BRIEF:
Take every line that has the string "title" and copy it out.

[Chart and figure data]
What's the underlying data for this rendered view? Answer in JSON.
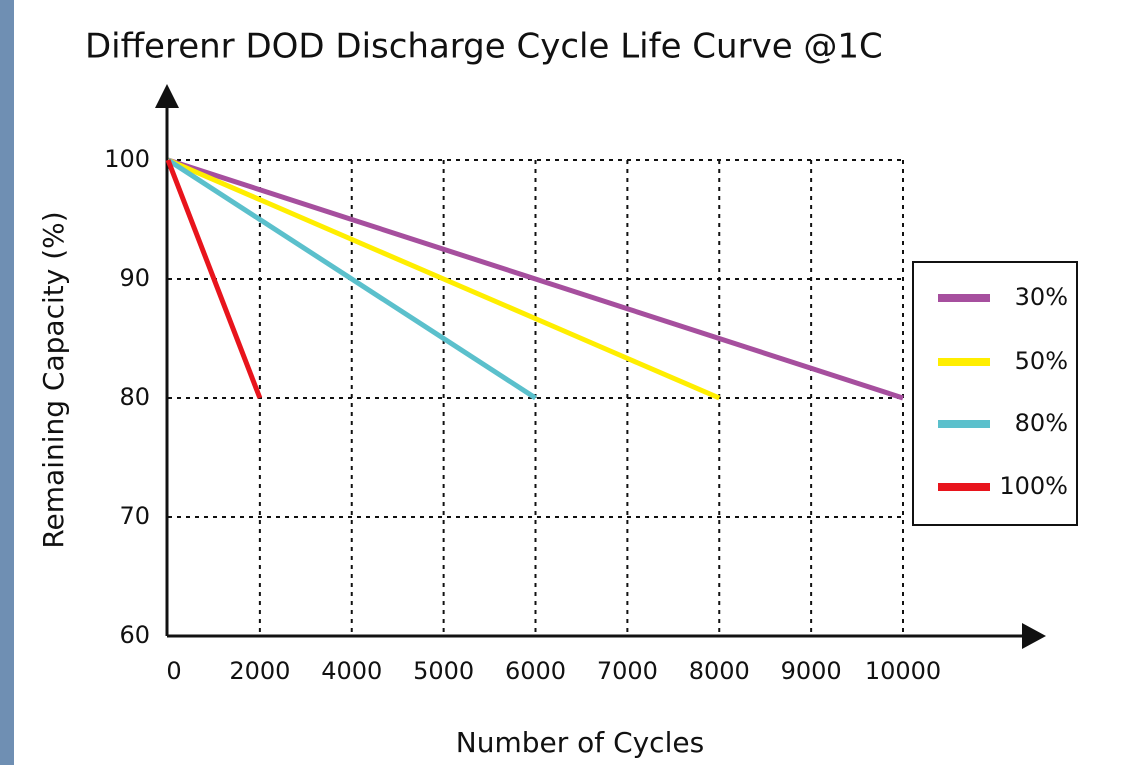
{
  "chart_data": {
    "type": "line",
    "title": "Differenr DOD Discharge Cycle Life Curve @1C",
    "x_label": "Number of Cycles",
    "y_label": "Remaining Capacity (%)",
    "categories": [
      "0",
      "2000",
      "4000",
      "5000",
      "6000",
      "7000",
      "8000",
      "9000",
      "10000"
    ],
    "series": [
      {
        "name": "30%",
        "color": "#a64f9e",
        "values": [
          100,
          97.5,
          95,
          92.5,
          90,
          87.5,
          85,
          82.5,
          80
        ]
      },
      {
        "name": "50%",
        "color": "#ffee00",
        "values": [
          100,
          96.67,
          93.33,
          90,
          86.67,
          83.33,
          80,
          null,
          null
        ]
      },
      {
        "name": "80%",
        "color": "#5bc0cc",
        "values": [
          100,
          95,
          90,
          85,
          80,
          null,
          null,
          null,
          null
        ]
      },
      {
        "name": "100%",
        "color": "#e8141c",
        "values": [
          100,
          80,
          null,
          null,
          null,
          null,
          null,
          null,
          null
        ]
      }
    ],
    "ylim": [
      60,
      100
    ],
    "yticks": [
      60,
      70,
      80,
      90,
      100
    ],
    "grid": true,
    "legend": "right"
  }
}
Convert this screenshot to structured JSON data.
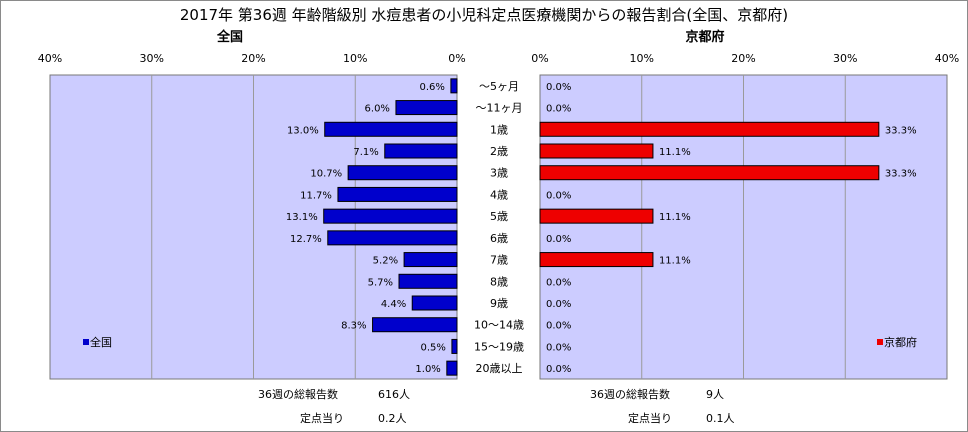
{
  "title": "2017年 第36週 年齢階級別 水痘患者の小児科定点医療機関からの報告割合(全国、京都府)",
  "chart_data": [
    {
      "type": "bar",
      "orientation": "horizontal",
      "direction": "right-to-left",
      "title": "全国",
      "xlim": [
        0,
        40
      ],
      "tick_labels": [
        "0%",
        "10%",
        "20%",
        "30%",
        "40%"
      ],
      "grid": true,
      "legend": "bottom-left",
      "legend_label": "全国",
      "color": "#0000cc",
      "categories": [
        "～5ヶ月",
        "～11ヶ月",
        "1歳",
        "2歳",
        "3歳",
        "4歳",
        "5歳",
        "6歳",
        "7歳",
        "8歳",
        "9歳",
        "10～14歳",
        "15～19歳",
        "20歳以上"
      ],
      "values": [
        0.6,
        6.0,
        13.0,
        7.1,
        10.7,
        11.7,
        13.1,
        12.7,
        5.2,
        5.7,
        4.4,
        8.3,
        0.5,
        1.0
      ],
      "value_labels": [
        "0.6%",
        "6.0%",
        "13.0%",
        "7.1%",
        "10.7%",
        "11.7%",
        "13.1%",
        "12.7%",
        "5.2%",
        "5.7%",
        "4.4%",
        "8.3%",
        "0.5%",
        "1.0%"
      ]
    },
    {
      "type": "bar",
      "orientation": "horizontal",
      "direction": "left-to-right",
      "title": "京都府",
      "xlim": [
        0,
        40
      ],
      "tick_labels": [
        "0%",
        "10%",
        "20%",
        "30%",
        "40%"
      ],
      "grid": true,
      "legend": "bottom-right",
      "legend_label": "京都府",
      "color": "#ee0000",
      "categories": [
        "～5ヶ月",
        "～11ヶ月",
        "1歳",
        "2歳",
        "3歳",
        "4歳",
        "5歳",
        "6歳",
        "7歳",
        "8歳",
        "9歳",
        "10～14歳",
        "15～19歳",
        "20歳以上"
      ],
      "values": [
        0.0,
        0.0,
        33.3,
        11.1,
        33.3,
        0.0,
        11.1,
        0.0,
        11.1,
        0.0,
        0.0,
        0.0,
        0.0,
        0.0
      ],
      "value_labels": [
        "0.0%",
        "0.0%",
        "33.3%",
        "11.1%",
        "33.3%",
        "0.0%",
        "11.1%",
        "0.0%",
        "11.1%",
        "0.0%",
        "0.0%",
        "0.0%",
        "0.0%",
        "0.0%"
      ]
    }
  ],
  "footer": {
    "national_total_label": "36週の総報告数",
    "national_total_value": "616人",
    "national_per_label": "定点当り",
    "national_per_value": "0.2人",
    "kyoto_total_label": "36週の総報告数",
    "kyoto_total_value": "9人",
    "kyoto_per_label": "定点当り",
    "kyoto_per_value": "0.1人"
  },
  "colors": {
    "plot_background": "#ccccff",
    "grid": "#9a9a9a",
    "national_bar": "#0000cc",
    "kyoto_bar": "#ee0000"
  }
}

EXERCISE ANSWER:
    "title": "Differenr DOD Discharge Cycle Life Curve @1C",
  "title": "2017年 第36週 年齢階級別 水痘患者の小児科定点医療機関からの報告割合(全国、京都府)",
      "title": "全国",
      "title": "京都府",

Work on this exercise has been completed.